(A block of data)
=======
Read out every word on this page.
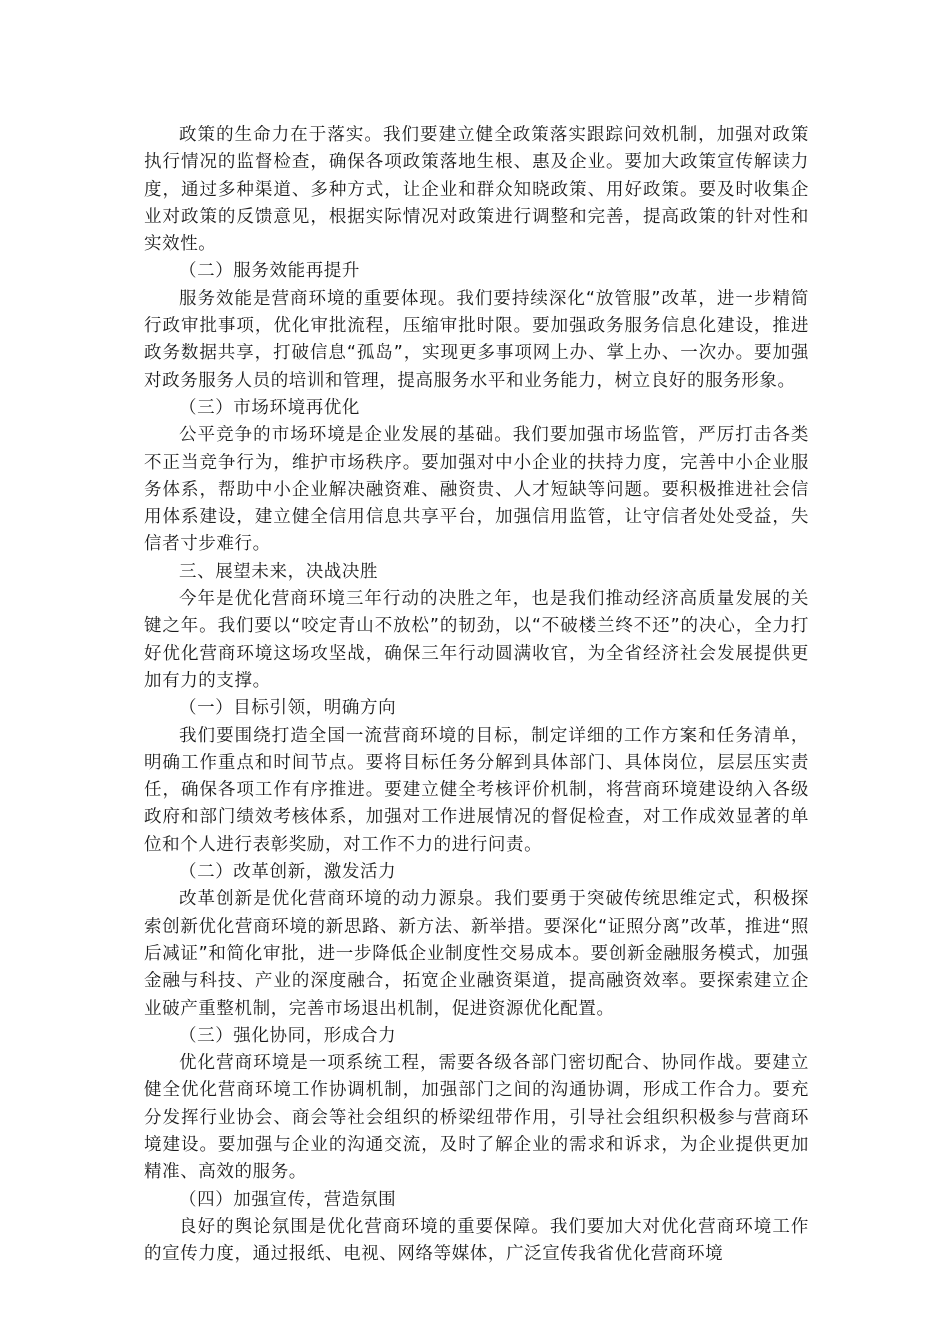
政策的生命力在于落实。我们要建立健全政策落实跟踪问效机制，加强对政策执行情况的监督检查，确保各项政策落地生根、惠及企业。要加大政策宣传解读力度，通过多种渠道、多种方式，让企业和群众知晓政策、用好政策。要及时收集企业对政策的反馈意见，根据实际情况对政策进行调整和完善，提高政策的针对性和实效性。

（二）服务效能再提升

服务效能是营商环境的重要体现。我们要持续深化“放管服”改革，进一步精简行政审批事项，优化审批流程，压缩审批时限。要加强政务服务信息化建设，推进政务数据共享，打破信息“孤岛”，实现更多事项网上办、掌上办、一次办。要加强对政务服务人员的培训和管理，提高服务水平和业务能力，树立良好的服务形象。

（三）市场环境再优化

公平竞争的市场环境是企业发展的基础。我们要加强市场监管，严厉打击各类不正当竞争行为，维护市场秩序。要加强对中小企业的扶持力度，完善中小企业服务体系，帮助中小企业解决融资难、融资贵、人才短缺等问题。要积极推进社会信用体系建设，建立健全信用信息共享平台，加强信用监管，让守信者处处受益，失信者寸步难行。

三、展望未来，决战决胜

今年是优化营商环境三年行动的决胜之年，也是我们推动经济高质量发展的关键之年。我们要以“咬定青山不放松”的韧劲，以“不破楼兰终不还”的决心，全力打好优化营商环境这场攻坚战，确保三年行动圆满收官，为全省经济社会发展提供更加有力的支撑。

（一）目标引领，明确方向

我们要围绕打造全国一流营商环境的目标，制定详细的工作方案和任务清单，明确工作重点和时间节点。要将目标任务分解到具体部门、具体岗位，层层压实责任，确保各项工作有序推进。要建立健全考核评价机制，将营商环境建设纳入各级政府和部门绩效考核体系，加强对工作进展情况的督促检查，对工作成效显著的单位和个人进行表彰奖励，对工作不力的进行问责。

（二）改革创新，激发活力

改革创新是优化营商环境的动力源泉。我们要勇于突破传统思维定式，积极探索创新优化营商环境的新思路、新方法、新举措。要深化“证照分离”改革，推进“照后减证”和简化审批，进一步降低企业制度性交易成本。要创新金融服务模式，加强金融与科技、产业的深度融合，拓宽企业融资渠道，提高融资效率。要探索建立企业破产重整机制，完善市场退出机制，促进资源优化配置。

（三）强化协同，形成合力

优化营商环境是一项系统工程，需要各级各部门密切配合、协同作战。要建立健全优化营商环境工作协调机制，加强部门之间的沟通协调，形成工作合力。要充分发挥行业协会、商会等社会组织的桥梁纽带作用，引导社会组织积极参与营商环境建设。要加强与企业的沟通交流，及时了解企业的需求和诉求，为企业提供更加精准、高效的服务。

（四）加强宣传，营造氛围

良好的舆论氛围是优化营商环境的重要保障。我们要加大对优化营商环境工作的宣传力度，通过报纸、电视、网络等媒体，广泛宣传我省优化营商环境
=======
Above are records to transcribe exactly; leave their pictures out.

Read out every word on this page.
政策的生命力在于落实。我们要建立健全政策落实跟踪问效机制，加强对政策执行情况的监督检查，确保各项政策落地生根、惠及企业。要加大政策宣传解读力度，通过多种渠道、多种方式，让企业和群众知晓政策、用好政策。要及时收集企业对政策的反馈意见，根据实际情况对政策进行调整和完善，提高政策的针对性和实效性。

（二）服务效能再提升

服务效能是营商环境的重要体现。我们要持续深化“放管服”改革，进一步精简行政审批事项，优化审批流程，压缩审批时限。要加强政务服务信息化建设，推进政务数据共享，打破信息“孤岛”，实现更多事项网上办、掌上办、一次办。要加强对政务服务人员的培训和管理，提高服务水平和业务能力，树立良好的服务形象。

（三）市场环境再优化

公平竞争的市场环境是企业发展的基础。我们要加强市场监管，严厉打击各类不正当竞争行为，维护市场秩序。要加强对中小企业的扶持力度，完善中小企业服务体系，帮助中小企业解决融资难、融资贵、人才短缺等问题。要积极推进社会信用体系建设，建立健全信用信息共享平台，加强信用监管，让守信者处处受益，失信者寸步难行。

三、展望未来，决战决胜

今年是优化营商环境三年行动的决胜之年，也是我们推动经济高质量发展的关键之年。我们要以“咬定青山不放松”的韧劲，以“不破楼兰终不还”的决心，全力打好优化营商环境这场攻坚战，确保三年行动圆满收官，为全省经济社会发展提供更加有力的支撑。

（一）目标引领，明确方向

我们要围绕打造全国一流营商环境的目标，制定详细的工作方案和任务清单，明确工作重点和时间节点。要将目标任务分解到具体部门、具体岗位，层层压实责任，确保各项工作有序推进。要建立健全考核评价机制，将营商环境建设纳入各级政府和部门绩效考核体系，加强对工作进展情况的督促检查，对工作成效显著的单位和个人进行表彰奖励，对工作不力的进行问责。

（二）改革创新，激发活力

改革创新是优化营商环境的动力源泉。我们要勇于突破传统思维定式，积极探索创新优化营商环境的新思路、新方法、新举措。要深化“证照分离”改革，推进“照后减证”和简化审批，进一步降低企业制度性交易成本。要创新金融服务模式，加强金融与科技、产业的深度融合，拓宽企业融资渠道，提高融资效率。要探索建立企业破产重整机制，完善市场退出机制，促进资源优化配置。

（三）强化协同，形成合力

优化营商环境是一项系统工程，需要各级各部门密切配合、协同作战。要建立健全优化营商环境工作协调机制，加强部门之间的沟通协调，形成工作合力。要充分发挥行业协会、商会等社会组织的桥梁纽带作用，引导社会组织积极参与营商环境建设。要加强与企业的沟通交流，及时了解企业的需求和诉求，为企业提供更加精准、高效的服务。

（四）加强宣传，营造氛围

良好的舆论氛围是优化营商环境的重要保障。我们要加大对优化营商环境工作的宣传力度，通过报纸、电视、网络等媒体，广泛宣传我省优化营商环境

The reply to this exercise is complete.